■ **Exercise requirements**
A. Name every court case cited in the court opinion excerpt on Rule 9006 below.
B. Carry on the court opinion excerpt on Rule 9006 below, starting after its final sentence.

■ **Text segment**
====

Addressing the arguments actually made by Debtor at the hearing on the Motion to Extend, Debtor also asserted that although the requirements of an extension of time under § 365(d)(4) has changed, the Court nevertheless had the ability to extend the time to assume or reject pursuant to Fed. R. Bankr.P. 9006 (“Rule 9006”) and § 105 based upon Debt- or’s excusable neglect or that S-2 otherwise lacked standing to oppose the extension of the deadline.8 These arguments appear to lack merit and do not give rise to any substantial questions for appeal.
Rule 9006(b) has been amended to now provide as follows:
when an act is required or allowed or allowed to be done at or within a specified period by these rules or by a notice given thereunder or by order of the court, the court for cause shown may at any time in its discretion (1) with or without motion or notice order the period enlarged if the request therefor is made before the expiration of the period originally prescribed or extended by previous order or (2) on motion made after the expiration of the specified period permit the act to be done where the failure to act was the result of excusable neglect.
Fed. R. Bankr.P. 9006(b) (as amended by the Interim Amendments to the Bankruptcy Rules) (emphasis added).
The language of Rule 9006(b) limits enlargement of time under Rule 9006(b) to a “specified period” provided by the Federal Rules of Bankruptcy Procedure, a notice given under the Rules, or by court order.9 Accordingly, Rule 9006 does not provide the Court with any authority to extend the time periods prescribed by the statutory provisions of § 365(d)(4)(B).10 *711 See In re Root, C/A No. 06-00090, 2006 WL 1050687, at *4 (Bankr.N.D.Iowa Apr.11, 2006) (finding a time period set forth by Title 11 cannot be enlarged under Rule 9006). A majority of other courts have confronted and rejected a similar argument and found that Rule 9006(b) may not be used to enlarge the deadline set by § 365(d)(4), based upon excusable neglect, because Rule 9006(b) applies only to the enlargement of time period set by the Bankruptcy Rules and not deadlines set by statute. See In re Federated Food Courts, Inc., 222 B.R. 396 (Bankr.N.D.Ga.1998); In re Ott, 343 B.R. 264 (Bankr.D.Colo.2006) (finding Rule 9006(b) cannot be used to extend a statutory deadline regardless of excusable neglect); In re Damach, Inc., 235 B.R. 727, 731 (Bankr.D.Conn.1999) (finding excusable neglect may not be used to extend the deadline imposed by § 365(d)(4) and that the deadline imposed by § 365(d)(4) is substantive, rather than procedural, so Rule 9006(b) does not apply). But see In re Chira, 343 B.R. 361 (Bankr.M.D.Fla.2006) (finding that Rule 9006 may be applied, in a pre-Reform Act case, to extend the time to assume a lease once an order of extension has been previously and properly granted). A plain reading of Rule 9006(b) precludes its use under the circumstances of this case.

====

■ **Dataset section**
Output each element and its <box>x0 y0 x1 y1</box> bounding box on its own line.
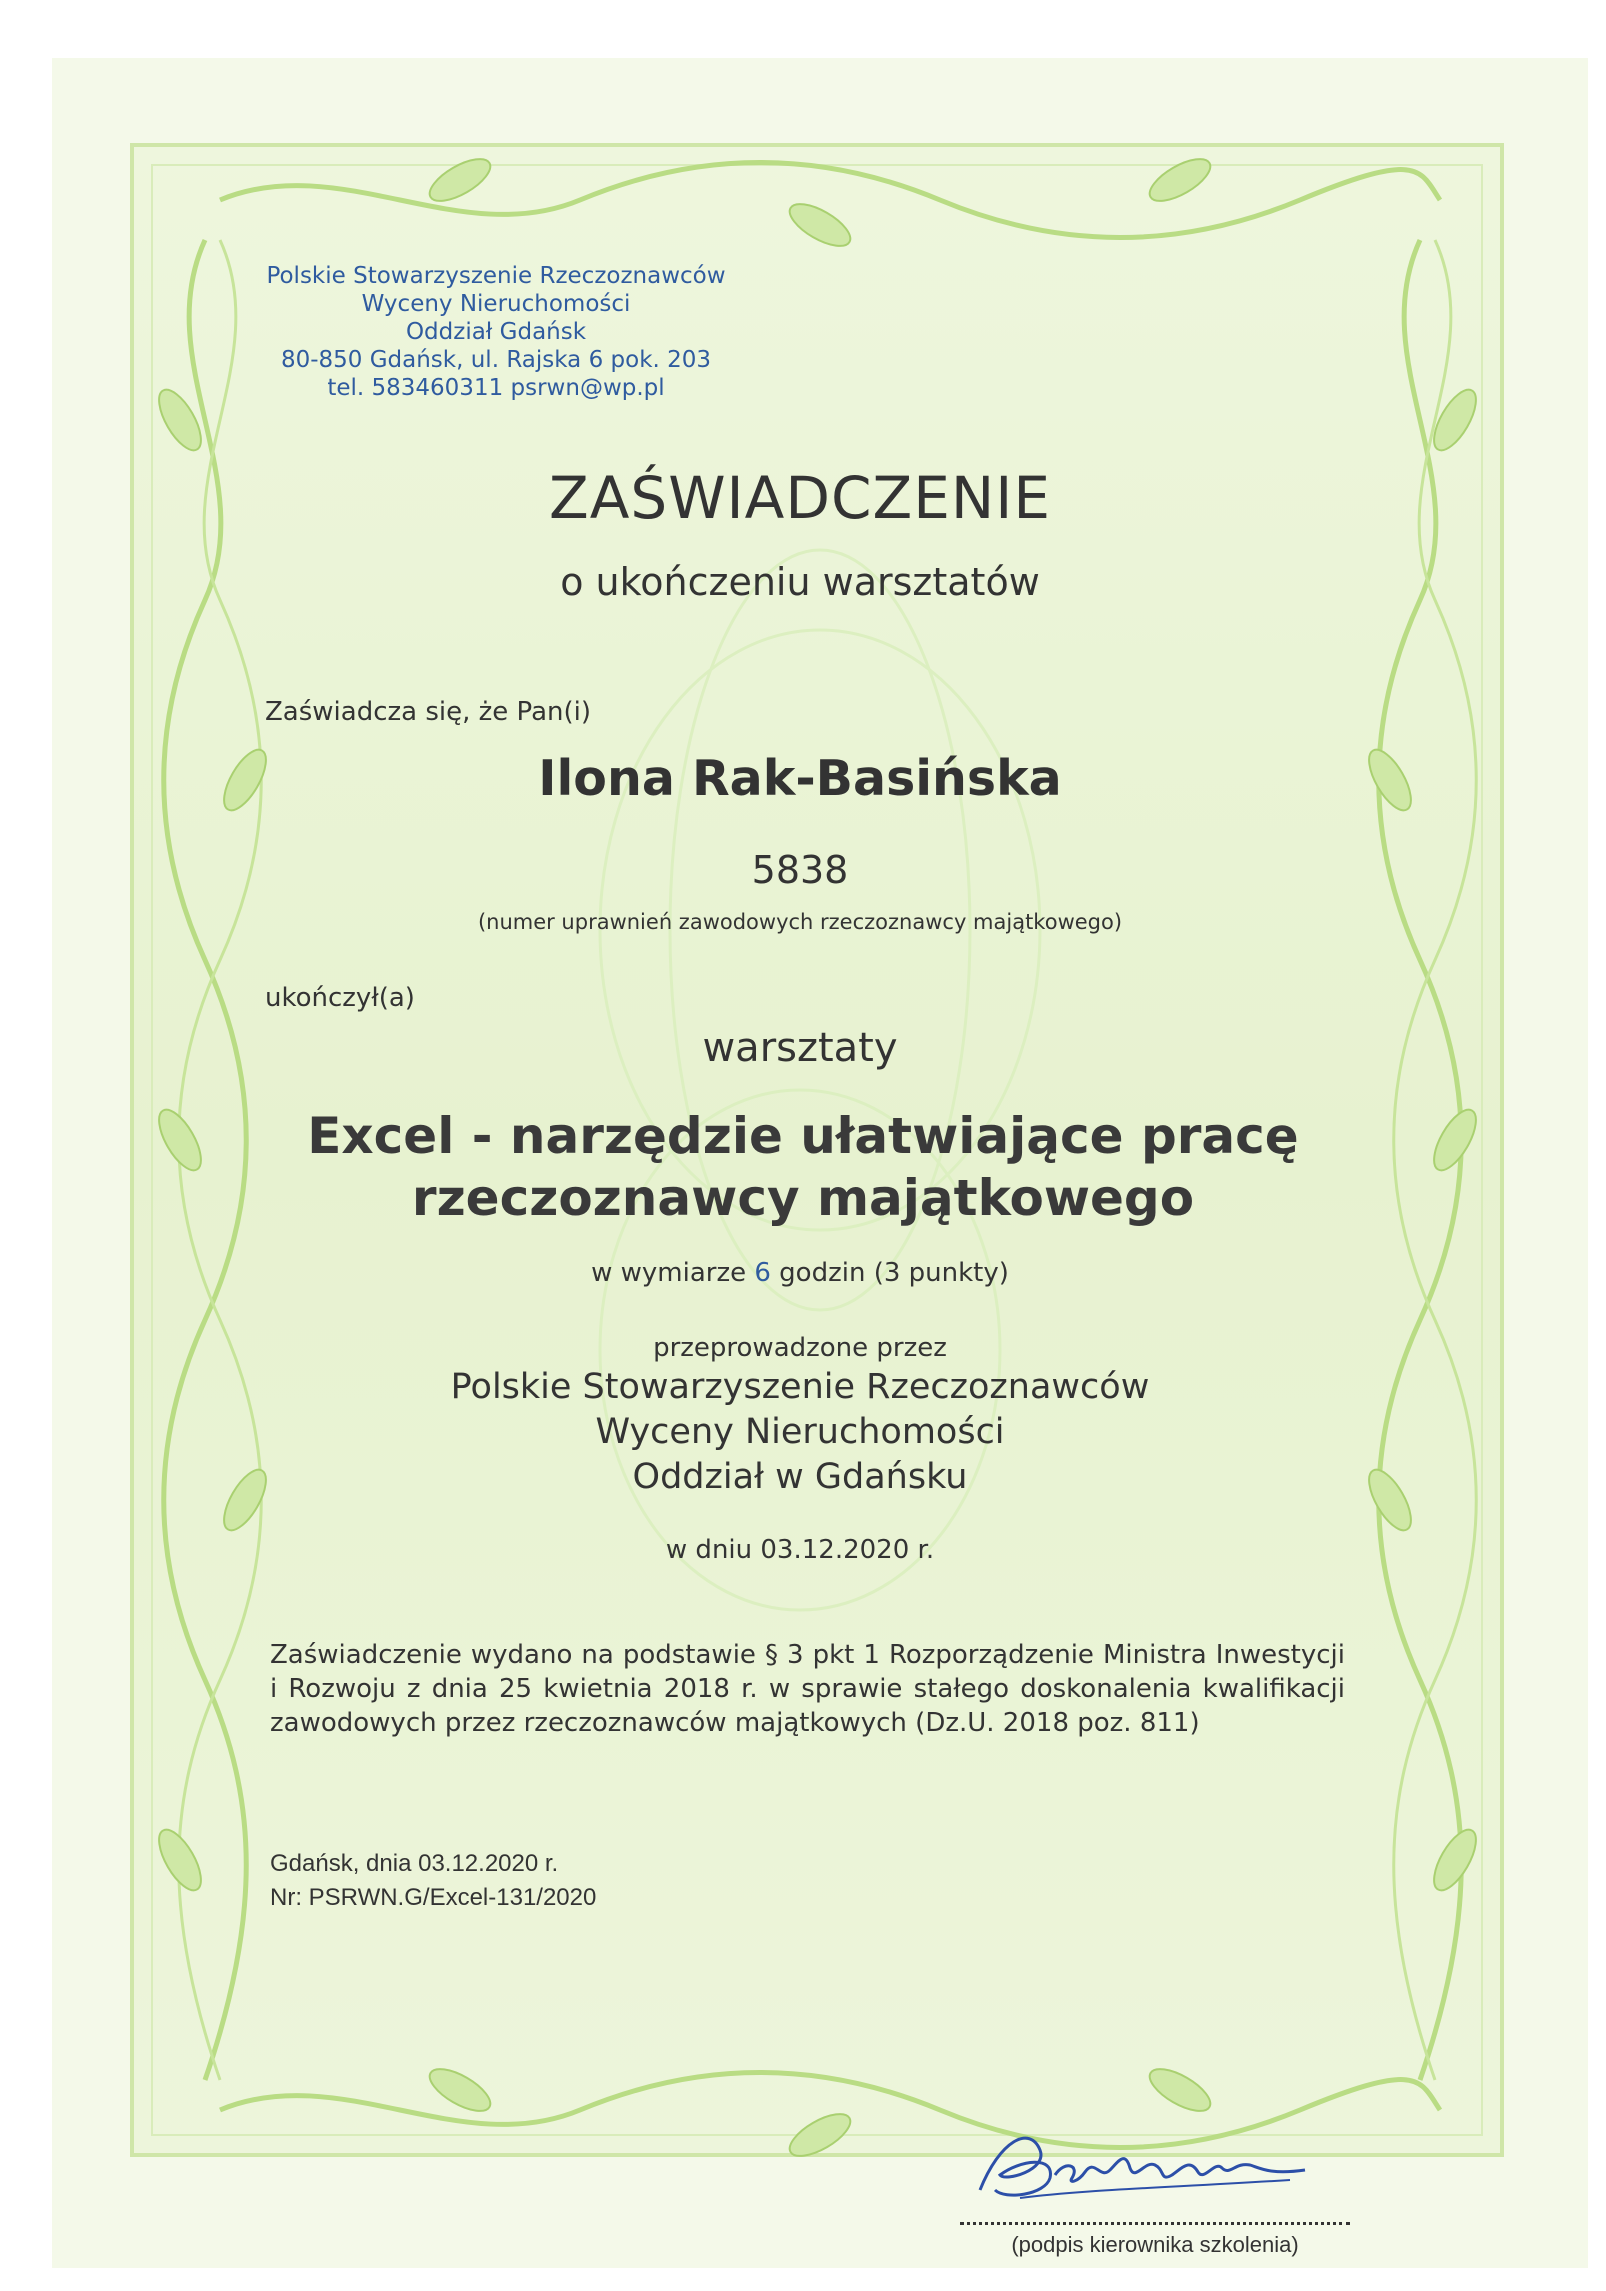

====

■ **Response list**
A. In re Root; In re Federated Food Courts, Inc.; In re Ott; In re Damach, Inc.; In re Chira

B.
Section 105(a) provides that “the court may issue any order, process, or judgment that is necessary to carry out the provisions of this title.” 11 U.S.C. § 105(a) (emphasis added). In this case, Debtor is asserting that the Court should use its authority under § 105 to undermine the requirement that an order extending the time to assume or reject must be entered before the 120th day after the petition date in order to obtain a ninety (90) day extension of time to assume or reject under § 365(d)(4)(B)(i). Under the circumstances, it is clear that using the Court’s § 105 powers to provide an extension of time to assume or reject under § 365(d)(4)(A) without complying with the requirements mandated by § 365(d)(4)(B)(i) is not a means to “carry out the provisions” of the Bankruptcy Code pursuant to the plain language of § 105(a). See Raleigh v. Illinois Dept. of Revenue, 530 U.S. 15, 120 S.Ct. 1951, 147 L.Ed.2d 13 (2000) (“Bankruptcy courts are not authorized in the name of equity to make wholesale substitution of underlying law controlling the validity of creditors’ entitlements, but are limited to what the Bankruptcy Code itself provides.”); Norwest Bank Worthington, et al. v. Ahlers, 485 U.S. 197, 206, 108 S.Ct. 963, 99 L.Ed.2d 169 (1988) (“[wjhatever equitable powers remain in the bankruptcy courts must and can only be exercised within the confines of the Bankruptcy Code.”); Gouveia v. Tazbir, 37 F.3d 295 (7th Cir.1994) (“The Supreme Court has taught that any grant of authority given to the bankruptcy courts under § 105 must be exercised within the confines of the bankruptcy code.”); In re Southwest Aircraft Services, Inc., 53 B.R. 805 (Bankr.C.D.Cal.1985) (finding § 105 cannot be used to extend a deadline under § 365(d)(4) since such an extension would not carry provisions of the Bankruptcy Code), rev’d on other grounds by 831 F.2d 848 (9th Cir.1987) (finding under § 365(d)(4) that the bankruptcy court may grant a motion to extend after the first 60 days of the case).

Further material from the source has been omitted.